- [Exercise]:
Give the data below again, word for word.

Start

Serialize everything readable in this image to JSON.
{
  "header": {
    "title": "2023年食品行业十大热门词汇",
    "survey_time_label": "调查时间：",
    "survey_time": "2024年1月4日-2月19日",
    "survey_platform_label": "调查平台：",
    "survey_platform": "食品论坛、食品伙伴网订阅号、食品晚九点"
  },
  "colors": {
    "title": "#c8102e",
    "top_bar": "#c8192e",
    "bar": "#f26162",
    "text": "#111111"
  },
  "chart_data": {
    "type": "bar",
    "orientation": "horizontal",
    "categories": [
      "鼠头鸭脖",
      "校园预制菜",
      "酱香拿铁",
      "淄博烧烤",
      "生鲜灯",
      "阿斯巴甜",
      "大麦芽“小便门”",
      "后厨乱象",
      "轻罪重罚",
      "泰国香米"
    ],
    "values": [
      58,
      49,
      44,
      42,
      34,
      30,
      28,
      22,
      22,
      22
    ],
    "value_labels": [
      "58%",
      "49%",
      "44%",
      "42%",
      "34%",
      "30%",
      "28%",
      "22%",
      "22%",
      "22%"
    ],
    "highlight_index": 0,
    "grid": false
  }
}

End

- [Written answer]:
Serialize everything readable in this image to JSON.
{
  "header": {
    "title": "2023年食品行业十大热门词汇",
    "survey_time_label": "调查时间：",
    "survey_time": "2024年1月4日-2月19日",
    "survey_platform_label": "调查平台：",
    "survey_platform": "食品论坛、食品伙伴网订阅号、食品晚九点"
  },
  "colors": {
    "title": "#c8102e",
    "top_bar": "#c8192e",
    "bar": "#f26162",
    "text": "#111111"
  },
  "chart_data": {
    "type": "bar",
    "orientation": "horizontal",
    "categories": [
      "鼠头鸭脖",
      "校园预制菜",
      "酱香拿铁",
      "淄博烧烤",
      "生鲜灯",
      "阿斯巴甜",
      "大麦芽“小便门”",
      "后厨乱象",
      "轻罪重罚",
      "泰国香米"
    ],
    "values": [
      58,
      49,
      44,
      42,
      34,
      30,
      28,
      22,
      22,
      22
    ],
    "value_labels": [
      "58%",
      "49%",
      "44%",
      "42%",
      "34%",
      "30%",
      "28%",
      "22%",
      "22%",
      "22%"
    ],
    "highlight_index": 0,
    "grid": false
  }
}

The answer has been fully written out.